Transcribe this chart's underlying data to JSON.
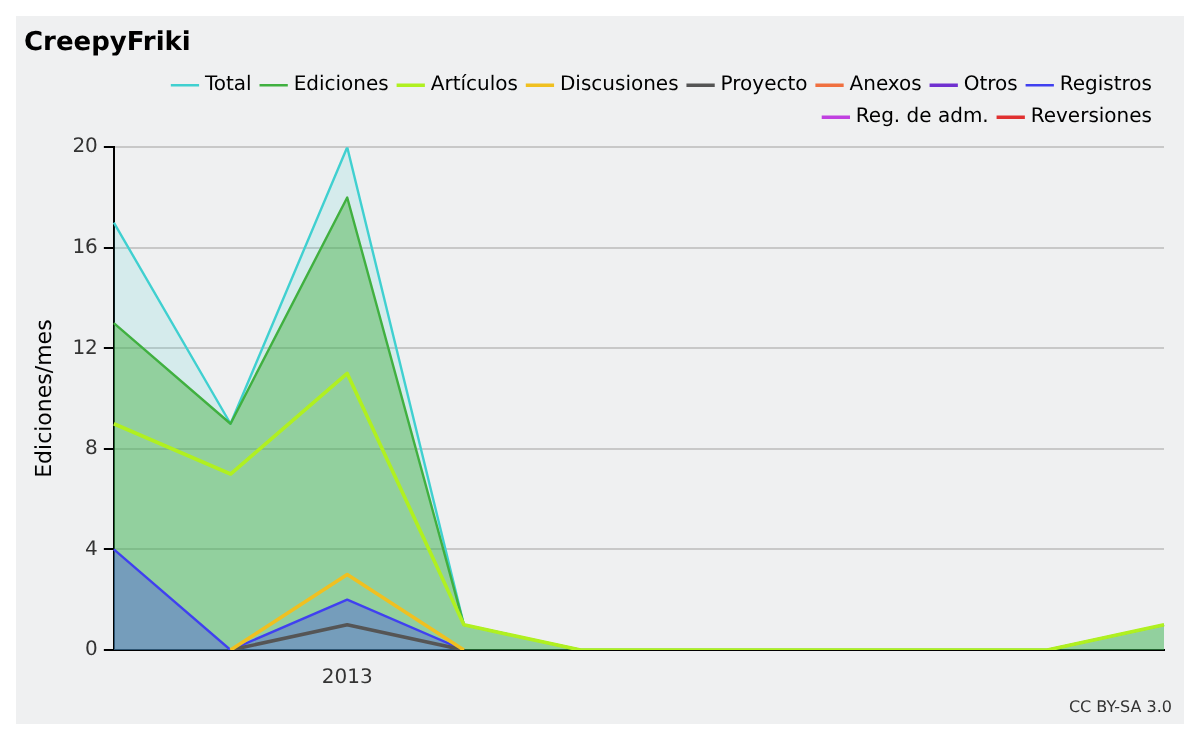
{
  "chart_data": {
    "type": "line",
    "title": "CreepyFriki",
    "ylabel": "Ediciones/mes",
    "categories": [
      null,
      null,
      "2013",
      null,
      null,
      null,
      null,
      null,
      null,
      null
    ],
    "series": [
      {
        "name": "Total",
        "type": "area",
        "color": "#40d0d0",
        "values": [
          17,
          9,
          20,
          1,
          0,
          0,
          0,
          0,
          0,
          1
        ]
      },
      {
        "name": "Ediciones",
        "type": "area",
        "color": "#40b040",
        "values": [
          13,
          9,
          18,
          1,
          0,
          0,
          0,
          0,
          0,
          1
        ]
      },
      {
        "name": "Artículos",
        "type": "line",
        "color": "#b0f020",
        "values": [
          9,
          7,
          11,
          1,
          0,
          0,
          0,
          0,
          0,
          1
        ]
      },
      {
        "name": "Discusiones",
        "type": "line",
        "color": "#f0c020",
        "values": [
          null,
          0,
          3,
          0,
          null,
          null,
          null,
          null,
          null,
          null
        ]
      },
      {
        "name": "Proyecto",
        "type": "line",
        "color": "#555555",
        "values": [
          null,
          0,
          1,
          0,
          null,
          null,
          null,
          null,
          null,
          null
        ]
      },
      {
        "name": "Anexos",
        "type": "line",
        "color": "#f07040",
        "values": [
          null,
          null,
          null,
          null,
          null,
          null,
          null,
          null,
          null,
          null
        ]
      },
      {
        "name": "Otros",
        "type": "line",
        "color": "#7030d0",
        "values": [
          null,
          null,
          null,
          null,
          null,
          null,
          null,
          null,
          null,
          null
        ]
      },
      {
        "name": "Registros",
        "type": "area",
        "color": "#4040f0",
        "values": [
          4,
          0,
          2,
          0,
          null,
          null,
          null,
          null,
          null,
          null
        ]
      },
      {
        "name": "Reg. de adm.",
        "type": "line",
        "color": "#c040e0",
        "values": [
          null,
          null,
          null,
          null,
          null,
          null,
          null,
          null,
          null,
          null
        ]
      },
      {
        "name": "Reversiones",
        "type": "line",
        "color": "#e03030",
        "values": [
          null,
          null,
          null,
          null,
          null,
          null,
          null,
          null,
          null,
          null
        ]
      }
    ],
    "ylim": [
      0,
      20
    ],
    "yticks": [
      0,
      4,
      8,
      12,
      16,
      20
    ],
    "grid": "y",
    "legend": "top right",
    "annotations": [
      "CC BY-SA 3.0"
    ]
  }
}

* * * * * * *

### CHALLENGE
Do not include the images; transcribe the rest of the listing exactly.

### COMPLETE RESPONSE
Transcribe this chart's underlying data to JSON.
{
  "chart_data": {
    "type": "line",
    "title": "CreepyFriki",
    "ylabel": "Ediciones/mes",
    "categories": [
      null,
      null,
      "2013",
      null,
      null,
      null,
      null,
      null,
      null,
      null
    ],
    "series": [
      {
        "name": "Total",
        "type": "area",
        "color": "#40d0d0",
        "values": [
          17,
          9,
          20,
          1,
          0,
          0,
          0,
          0,
          0,
          1
        ]
      },
      {
        "name": "Ediciones",
        "type": "area",
        "color": "#40b040",
        "values": [
          13,
          9,
          18,
          1,
          0,
          0,
          0,
          0,
          0,
          1
        ]
      },
      {
        "name": "Artículos",
        "type": "line",
        "color": "#b0f020",
        "values": [
          9,
          7,
          11,
          1,
          0,
          0,
          0,
          0,
          0,
          1
        ]
      },
      {
        "name": "Discusiones",
        "type": "line",
        "color": "#f0c020",
        "values": [
          null,
          0,
          3,
          0,
          null,
          null,
          null,
          null,
          null,
          null
        ]
      },
      {
        "name": "Proyecto",
        "type": "line",
        "color": "#555555",
        "values": [
          null,
          0,
          1,
          0,
          null,
          null,
          null,
          null,
          null,
          null
        ]
      },
      {
        "name": "Anexos",
        "type": "line",
        "color": "#f07040",
        "values": [
          null,
          null,
          null,
          null,
          null,
          null,
          null,
          null,
          null,
          null
        ]
      },
      {
        "name": "Otros",
        "type": "line",
        "color": "#7030d0",
        "values": [
          null,
          null,
          null,
          null,
          null,
          null,
          null,
          null,
          null,
          null
        ]
      },
      {
        "name": "Registros",
        "type": "area",
        "color": "#4040f0",
        "values": [
          4,
          0,
          2,
          0,
          null,
          null,
          null,
          null,
          null,
          null
        ]
      },
      {
        "name": "Reg. de adm.",
        "type": "line",
        "color": "#c040e0",
        "values": [
          null,
          null,
          null,
          null,
          null,
          null,
          null,
          null,
          null,
          null
        ]
      },
      {
        "name": "Reversiones",
        "type": "line",
        "color": "#e03030",
        "values": [
          null,
          null,
          null,
          null,
          null,
          null,
          null,
          null,
          null,
          null
        ]
      }
    ],
    "ylim": [
      0,
      20
    ],
    "yticks": [
      0,
      4,
      8,
      12,
      16,
      20
    ],
    "grid": "y",
    "legend": "top right",
    "annotations": [
      "CC BY-SA 3.0"
    ]
  }
}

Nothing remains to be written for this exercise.